Source document
╭──

5.3: Fitting a Line to Data
Learning Objectives
- Make a scatter plot.
- Fit a line to data and write an equation for that line.
- Perform linear regression with a graphing calculator.
- Solve real-world problems using linear models of scattered data.
Introduction
Often in application problems, the relationship between our dependent and independent variables is linear. That means that the graph of the dependent variable vs. independent variable will be a straight line. In many cases we don’t know the equation of the line but we have data points that were collected from measurements or experiments. The goal of this section is to show how we can find an equation of a line from data points collected from experimental measurements.
Make a Scatter Plot
A scatter plot is a plot of all the ordered pairs in the table. This means that a scatter plot is a relation, and not necessarily a function. Also, the scatter plot is discrete, as it is a set of distinct points. Even when we expect the relationship we are analyzing to be linear, we should not expect that all the points would fit perfectly on a straight line. Rather, the points will be “scattered” about a straight line. There are many reasons why the data does not fall perfectly on a line such as measurement error and outliers.
Measurement error is always present as no measurement device is perfectly accurate. In measuring length, for example, a ruler with millimeter markings will be more accurate than a ruler with just centimeter markings.
An outlier is an accurate measurement that does not fit with the general pattern of the data. It is a statistical fluctuation like rolling a die ten times and getting the six side all ten times. It can and will happen, but not very often.
Example 1
Make a scatter plot of the following ordered pairs: (0, 2), (1, 4.5), (2, 9), (3, 11), (4, 13), (5, 18), (6, 19.5)
Solution
We make a scatter plot by graphing all the ordered pairs on the coordinate axis.
Fit a Line to Data
Notice that the points look like they might be part of a straight line, although they would not fit perfectly on a straight line. If the points were perfectly lined up it would be quite easy to draw a line through all of them and find the equation of that line. However, if the points are “scattered”, we try to find a line that best fits the data.

╰──

Data extract
╭──

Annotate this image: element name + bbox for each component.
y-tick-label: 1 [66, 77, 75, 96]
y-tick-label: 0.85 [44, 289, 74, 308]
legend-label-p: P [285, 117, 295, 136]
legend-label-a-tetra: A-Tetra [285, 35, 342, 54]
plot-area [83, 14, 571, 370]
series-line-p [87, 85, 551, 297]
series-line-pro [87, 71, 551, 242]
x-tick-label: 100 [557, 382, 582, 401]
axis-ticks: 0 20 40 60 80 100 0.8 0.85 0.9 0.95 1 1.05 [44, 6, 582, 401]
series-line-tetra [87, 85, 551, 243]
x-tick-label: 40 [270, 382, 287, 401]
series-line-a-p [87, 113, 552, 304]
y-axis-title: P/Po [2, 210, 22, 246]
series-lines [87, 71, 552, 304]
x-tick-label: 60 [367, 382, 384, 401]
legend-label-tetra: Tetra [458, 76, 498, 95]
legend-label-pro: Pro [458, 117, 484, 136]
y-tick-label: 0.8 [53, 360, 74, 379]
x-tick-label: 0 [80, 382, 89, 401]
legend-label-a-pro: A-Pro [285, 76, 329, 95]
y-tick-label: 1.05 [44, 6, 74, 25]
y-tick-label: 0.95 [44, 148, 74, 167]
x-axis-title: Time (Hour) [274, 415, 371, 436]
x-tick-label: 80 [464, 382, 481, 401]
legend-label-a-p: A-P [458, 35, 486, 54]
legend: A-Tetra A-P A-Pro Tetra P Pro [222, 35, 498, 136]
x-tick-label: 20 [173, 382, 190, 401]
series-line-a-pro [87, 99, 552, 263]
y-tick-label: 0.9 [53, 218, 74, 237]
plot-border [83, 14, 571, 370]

╰──

Tasks for this exercise
1) Answer these from the section on fitting a line to data:
(a) What two reasons does the section give for data not falling perfectly on a line?
(b) Which ruler does it call more accurate for measuring length?
(c) In Example 1, which ordered pair has an x-value of 5?
2) Carry the section on fitting a line to data forward from its final sentence.
The material after the section on fitting a line to data is separate from it.

Results by task
1)
(a) Measurement error and outliers.
(b) A ruler with millimeter markings.
(c) (5, 18)

2)
You see that we can draw many lines through the points in our data set. These lines have equations that are very different from each other. We want to use the line that is closest to all the points on the graph. The best candidate in our graph is the red line \begin{align*}A\end{align*}. We want to minimize the sum of the distances from the point to the line of fit as you can see in the figure below.
Finding this line mathematically is a complex process and is not usually done by hand. We usually “eye-ball” the line or find it exactly by using a graphing calculator or computer software such as Excel. The line in the graph above is “eye-balled,” which means we drew a line that comes closest to all the points in the scatter plot.
When we use the line of best fit we are assuming that there is a continuous linear function that will approximate the discrete values of the scatter plot. We can use this to interpret unknown values.
Write an Equation for a Line of Best Fit
Once you draw the line of best fit, you can find its equation by using two points on the line. Finding the equation of the line of best fit is also called linear regression.
Caution: Make sure you don’t get caught making a common mistake. In many instances the line of best fit will not pass through many or any of the points in the original data set. This means that you can’t just use two random points from the data set. You need to use two points that are on the line.
We see that two of the data points are very close to the line of best fit, so we can use these points to find the equation of the line (1, 4.5) and (3, 11).
Start with the slope-intercept form of a line \begin{align*}y = mx + b\end{align*}.
Find the slope \begin{align*} m = \frac{11 - 4.5} {3 - 1} = \frac{6.5} {2} = 3.25\end{align*}
Then \begin{align*}y = 3.25x + b\end{align*}
Plug (3, 11) into the equation. \begin{align*}11 = 3.25(3) + b \Rightarrow b = 1.25\end{align*}
The equation for the line that fits the data best is \begin{align*}y = 3.25x + 1.25\end{align*}.
Perform Linear Regression with a Graphing Calculator
Drawing a line of fit can be a good approximation but you can't be sure that you are getting the best results because you are guessing where to draw the line. Two people working with the same data might get two different equations because they would be drawing different lines. To get the most accurate equation for the line, we can use a graphing calculator. The calculator uses a mathematical algorithm to find the line that minimizes the sum of the squares.
Example 2
Use a graphing calculator to find the equation of the line of best fit for the following data (3, 12), (8, 20), (1, 7), (10, 23), (5, 18), (8, 24), (11, 30), (2, 10).
Solution
Step 1 Input the data in your calculator.
Press [STAT] and choose the [EDIT] option.
Input the data into the table by entering the \begin{align*}x\end{align*} values in the first column and the \begin{align*}y\end{align*} values in the second column.
Step 2 Find the equation of the line of best fit.
Press [STAT] again use right arrow to select [CALC] at the top of the screen.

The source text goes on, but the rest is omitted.